Material provided
........
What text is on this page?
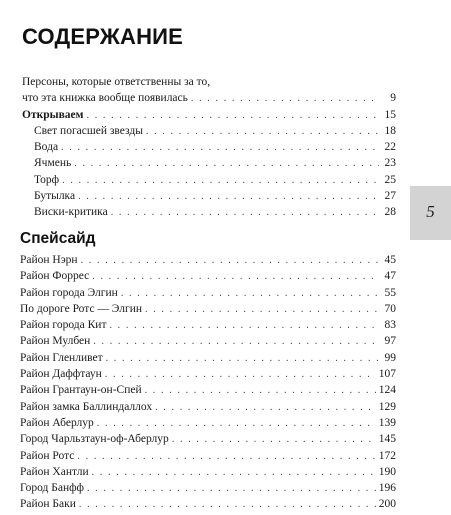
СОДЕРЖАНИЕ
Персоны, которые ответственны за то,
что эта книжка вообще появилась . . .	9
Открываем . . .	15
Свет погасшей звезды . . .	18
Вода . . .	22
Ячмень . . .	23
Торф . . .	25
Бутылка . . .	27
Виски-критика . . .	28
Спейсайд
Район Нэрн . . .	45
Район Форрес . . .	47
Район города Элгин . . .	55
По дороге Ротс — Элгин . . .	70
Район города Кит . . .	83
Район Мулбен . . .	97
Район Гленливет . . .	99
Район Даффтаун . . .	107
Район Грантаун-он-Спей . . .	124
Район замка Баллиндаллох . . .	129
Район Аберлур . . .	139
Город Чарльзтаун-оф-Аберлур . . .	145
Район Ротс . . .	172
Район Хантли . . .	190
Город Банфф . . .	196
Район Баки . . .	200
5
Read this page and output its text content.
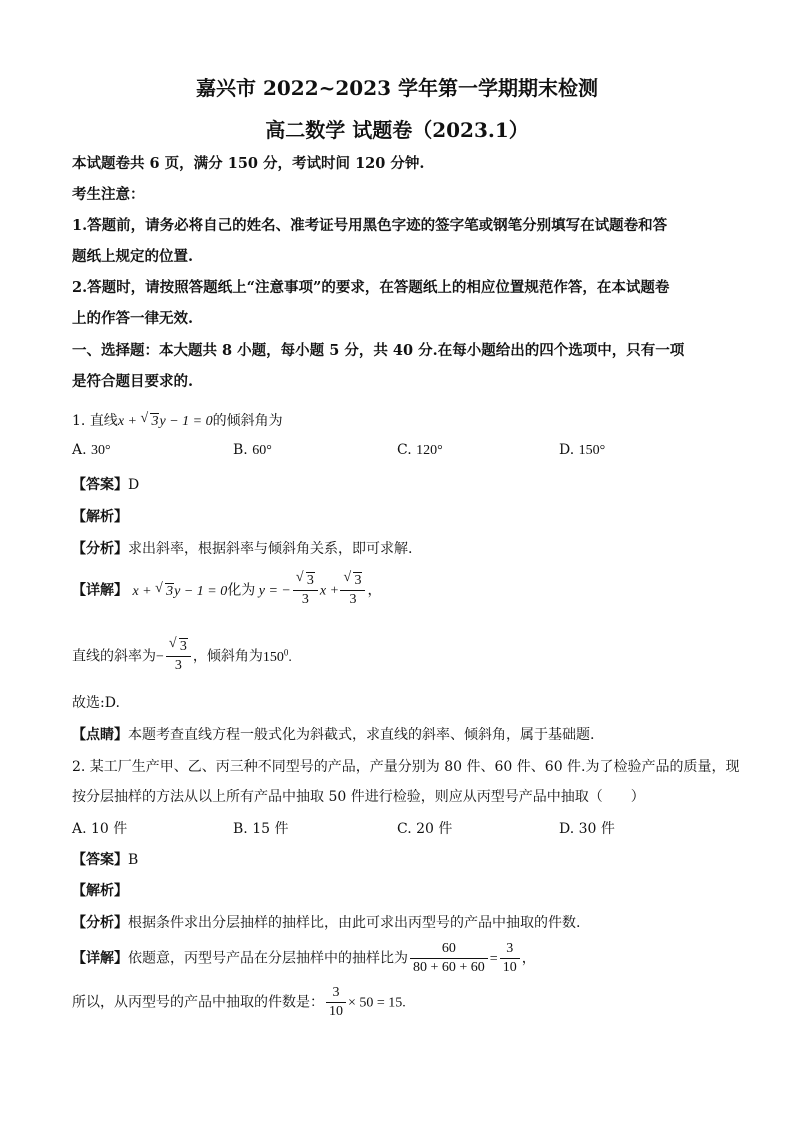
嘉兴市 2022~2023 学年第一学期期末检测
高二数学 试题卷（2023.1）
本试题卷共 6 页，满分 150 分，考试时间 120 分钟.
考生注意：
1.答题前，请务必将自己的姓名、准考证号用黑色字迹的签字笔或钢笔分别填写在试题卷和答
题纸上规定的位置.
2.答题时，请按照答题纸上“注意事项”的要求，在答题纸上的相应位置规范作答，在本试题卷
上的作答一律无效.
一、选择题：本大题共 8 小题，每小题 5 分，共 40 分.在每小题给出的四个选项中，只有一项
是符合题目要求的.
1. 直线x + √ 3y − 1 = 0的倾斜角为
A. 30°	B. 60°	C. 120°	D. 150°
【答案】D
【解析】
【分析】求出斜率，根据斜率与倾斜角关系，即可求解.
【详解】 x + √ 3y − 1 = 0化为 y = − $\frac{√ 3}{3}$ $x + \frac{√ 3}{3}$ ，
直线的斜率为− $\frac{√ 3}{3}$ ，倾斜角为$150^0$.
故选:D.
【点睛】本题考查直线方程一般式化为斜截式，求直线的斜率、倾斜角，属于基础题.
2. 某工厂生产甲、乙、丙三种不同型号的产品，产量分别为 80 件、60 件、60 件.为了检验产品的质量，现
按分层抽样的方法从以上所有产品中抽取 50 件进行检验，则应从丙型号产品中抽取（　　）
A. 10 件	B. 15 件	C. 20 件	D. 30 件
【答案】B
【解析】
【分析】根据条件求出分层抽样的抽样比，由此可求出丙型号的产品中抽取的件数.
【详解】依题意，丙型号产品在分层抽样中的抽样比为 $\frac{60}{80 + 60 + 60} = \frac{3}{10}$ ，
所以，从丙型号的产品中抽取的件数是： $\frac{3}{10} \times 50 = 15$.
........
Written exercise
Transcribe the material exactly, keeping every word and none of the pictures.

Response
What text is on this page?
СОДЕРЖАНИЕ
Персоны, которые ответственны за то,
что эта книжка вообще появилась . . .	9
Открываем . . .	15
Свет погасшей звезды . . .	18
Вода . . .	22
Ячмень . . .	23
Торф . . .	25
Бутылка . . .	27
Виски-критика . . .	28
Спейсайд
Район Нэрн . . .	45
Район Форрес . . .	47
Район города Элгин . . .	55
По дороге Ротс — Элгин . . .	70
Район города Кит . . .	83
Район Мулбен . . .	97
Район Гленливет . . .	99
Район Даффтаун . . .	107
Район Грантаун-он-Спей . . .	124
Район замка Баллиндаллох . . .	129
Район Аберлур . . .	139
Город Чарльзтаун-оф-Аберлур . . .	145
Район Ротс . . .	172
Район Хантли . . .	190
Город Банфф . . .	196
Район Баки . . .	200
5
Read this page and output its text content.
嘉兴市 2022~2023 学年第一学期期末检测
高二数学 试题卷（2023.1）
本试题卷共 6 页，满分 150 分，考试时间 120 分钟.
考生注意：
1.答题前，请务必将自己的姓名、准考证号用黑色字迹的签字笔或钢笔分别填写在试题卷和答
题纸上规定的位置.
2.答题时，请按照答题纸上“注意事项”的要求，在答题纸上的相应位置规范作答，在本试题卷
上的作答一律无效.
一、选择题：本大题共 8 小题，每小题 5 分，共 40 分.在每小题给出的四个选项中，只有一项
是符合题目要求的.
1. 直线x + √ 3y − 1 = 0的倾斜角为
A. 30°	B. 60°	C. 120°	D. 150°
【答案】D
【解析】
【分析】求出斜率，根据斜率与倾斜角关系，即可求解.
【详解】 x + √ 3y − 1 = 0化为 y = − $\frac{√ 3}{3}$ $x + \frac{√ 3}{3}$ ，
直线的斜率为− $\frac{√ 3}{3}$ ，倾斜角为$150^0$.
故选:D.
【点睛】本题考查直线方程一般式化为斜截式，求直线的斜率、倾斜角，属于基础题.
2. 某工厂生产甲、乙、丙三种不同型号的产品，产量分别为 80 件、60 件、60 件.为了检验产品的质量，现
按分层抽样的方法从以上所有产品中抽取 50 件进行检验，则应从丙型号产品中抽取（　　）
A. 10 件	B. 15 件	C. 20 件	D. 30 件
【答案】B
【解析】
【分析】根据条件求出分层抽样的抽样比，由此可求出丙型号的产品中抽取的件数.
【详解】依题意，丙型号产品在分层抽样中的抽样比为 $\frac{60}{80 + 60 + 60} = \frac{3}{10}$ ，
所以，从丙型号的产品中抽取的件数是： $\frac{3}{10} \times 50 = 15$.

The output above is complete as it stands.